>> BEGIN

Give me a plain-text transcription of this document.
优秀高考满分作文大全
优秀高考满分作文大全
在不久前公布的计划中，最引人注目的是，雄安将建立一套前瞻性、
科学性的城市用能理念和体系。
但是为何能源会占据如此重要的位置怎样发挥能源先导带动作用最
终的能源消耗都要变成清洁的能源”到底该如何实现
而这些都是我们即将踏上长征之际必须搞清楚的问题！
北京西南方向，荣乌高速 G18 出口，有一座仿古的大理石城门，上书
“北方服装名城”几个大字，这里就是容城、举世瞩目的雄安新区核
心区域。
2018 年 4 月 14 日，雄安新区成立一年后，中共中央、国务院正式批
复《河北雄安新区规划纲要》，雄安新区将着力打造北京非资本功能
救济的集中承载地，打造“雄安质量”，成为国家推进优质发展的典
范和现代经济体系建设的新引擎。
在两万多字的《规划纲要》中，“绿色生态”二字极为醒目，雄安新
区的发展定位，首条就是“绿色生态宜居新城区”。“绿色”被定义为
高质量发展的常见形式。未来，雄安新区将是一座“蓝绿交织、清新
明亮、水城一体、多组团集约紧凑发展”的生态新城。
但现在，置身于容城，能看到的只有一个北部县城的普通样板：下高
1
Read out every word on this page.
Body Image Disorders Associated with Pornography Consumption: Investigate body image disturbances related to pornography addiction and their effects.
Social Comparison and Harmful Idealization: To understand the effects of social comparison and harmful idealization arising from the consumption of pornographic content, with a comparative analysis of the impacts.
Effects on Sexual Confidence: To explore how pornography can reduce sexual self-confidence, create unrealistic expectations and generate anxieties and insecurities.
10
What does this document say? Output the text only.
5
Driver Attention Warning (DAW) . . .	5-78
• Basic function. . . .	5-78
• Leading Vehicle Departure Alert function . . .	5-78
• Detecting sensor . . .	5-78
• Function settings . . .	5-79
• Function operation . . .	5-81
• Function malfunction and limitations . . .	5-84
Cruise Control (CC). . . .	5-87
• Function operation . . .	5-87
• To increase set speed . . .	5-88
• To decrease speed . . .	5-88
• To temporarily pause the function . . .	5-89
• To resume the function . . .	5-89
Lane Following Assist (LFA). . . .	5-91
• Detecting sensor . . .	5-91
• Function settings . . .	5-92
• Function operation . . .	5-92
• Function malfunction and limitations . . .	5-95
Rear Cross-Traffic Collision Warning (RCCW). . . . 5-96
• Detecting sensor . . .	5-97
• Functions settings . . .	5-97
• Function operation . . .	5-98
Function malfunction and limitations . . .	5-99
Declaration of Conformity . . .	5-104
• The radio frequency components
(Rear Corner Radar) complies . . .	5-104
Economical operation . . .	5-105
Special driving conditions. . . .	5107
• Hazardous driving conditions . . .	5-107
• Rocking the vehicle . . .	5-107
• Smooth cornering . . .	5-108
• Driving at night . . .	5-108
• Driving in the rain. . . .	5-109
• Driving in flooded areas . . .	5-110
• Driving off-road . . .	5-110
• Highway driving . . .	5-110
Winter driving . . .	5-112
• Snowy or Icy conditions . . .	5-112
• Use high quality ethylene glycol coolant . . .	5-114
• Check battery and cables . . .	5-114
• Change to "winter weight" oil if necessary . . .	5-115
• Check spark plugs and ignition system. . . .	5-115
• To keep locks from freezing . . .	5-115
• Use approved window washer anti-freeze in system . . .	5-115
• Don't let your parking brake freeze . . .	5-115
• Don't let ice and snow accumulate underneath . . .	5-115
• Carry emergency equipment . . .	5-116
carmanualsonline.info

>> END

■ What is expected ■
Copy all of the data. Keep every word exactly as it is.

■ Result ■
Give me a plain-text transcription of this document.
优秀高考满分作文大全
优秀高考满分作文大全
在不久前公布的计划中，最引人注目的是，雄安将建立一套前瞻性、
科学性的城市用能理念和体系。
但是为何能源会占据如此重要的位置怎样发挥能源先导带动作用最
终的能源消耗都要变成清洁的能源”到底该如何实现
而这些都是我们即将踏上长征之际必须搞清楚的问题！
北京西南方向，荣乌高速 G18 出口，有一座仿古的大理石城门，上书
“北方服装名城”几个大字，这里就是容城、举世瞩目的雄安新区核
心区域。
2018 年 4 月 14 日，雄安新区成立一年后，中共中央、国务院正式批
复《河北雄安新区规划纲要》，雄安新区将着力打造北京非资本功能
救济的集中承载地，打造“雄安质量”，成为国家推进优质发展的典
范和现代经济体系建设的新引擎。
在两万多字的《规划纲要》中，“绿色生态”二字极为醒目，雄安新
区的发展定位，首条就是“绿色生态宜居新城区”。“绿色”被定义为
高质量发展的常见形式。未来，雄安新区将是一座“蓝绿交织、清新
明亮、水城一体、多组团集约紧凑发展”的生态新城。
但现在，置身于容城，能看到的只有一个北部县城的普通样板：下高
1
Read out every word on this page.
Body Image Disorders Associated with Pornography Consumption: Investigate body image disturbances related to pornography addiction and their effects.
Social Comparison and Harmful Idealization: To understand the effects of social comparison and harmful idealization arising from the consumption of pornographic content, with a comparative analysis of the impacts.
Effects on Sexual Confidence: To explore how pornography can reduce sexual self-confidence, create unrealistic expectations and generate anxieties and insecurities.
10
What does this document say? Output the text only.
5
Driver Attention Warning (DAW) . . .	5-78
• Basic function. . . .	5-78
• Leading Vehicle Departure Alert function . . .	5-78
• Detecting sensor . . .	5-78
• Function settings . . .	5-79
• Function operation . . .	5-81
• Function malfunction and limitations . . .	5-84
Cruise Control (CC). . . .	5-87
• Function operation . . .	5-87
• To increase set speed . . .	5-88
• To decrease speed . . .	5-88
• To temporarily pause the function . . .	5-89
• To resume the function . . .	5-89
Lane Following Assist (LFA). . . .	5-91
• Detecting sensor . . .	5-91
• Function settings . . .	5-92
• Function operation . . .	5-92
• Function malfunction and limitations . . .	5-95
Rear Cross-Traffic Collision Warning (RCCW). . . . 5-96
• Detecting sensor . . .	5-97
• Functions settings . . .	5-97
• Function operation . . .	5-98
Function malfunction and limitations . . .	5-99
Declaration of Conformity . . .	5-104
• The radio frequency components
(Rear Corner Radar) complies . . .	5-104
Economical operation . . .	5-105
Special driving conditions. . . .	5107
• Hazardous driving conditions . . .	5-107
• Rocking the vehicle . . .	5-107
• Smooth cornering . . .	5-108
• Driving at night . . .	5-108
• Driving in the rain. . . .	5-109
• Driving in flooded areas . . .	5-110
• Driving off-road . . .	5-110
• Highway driving . . .	5-110
Winter driving . . .	5-112
• Snowy or Icy conditions . . .	5-112
• Use high quality ethylene glycol coolant . . .	5-114
• Check battery and cables . . .	5-114
• Change to "winter weight" oil if necessary . . .	5-115
• Check spark plugs and ignition system. . . .	5-115
• To keep locks from freezing . . .	5-115
• Use approved window washer anti-freeze in system . . .	5-115
• Don't let your parking brake freeze . . .	5-115
• Don't let ice and snow accumulate underneath . . .	5-115
• Carry emergency equipment . . .	5-116
carmanualsonline.info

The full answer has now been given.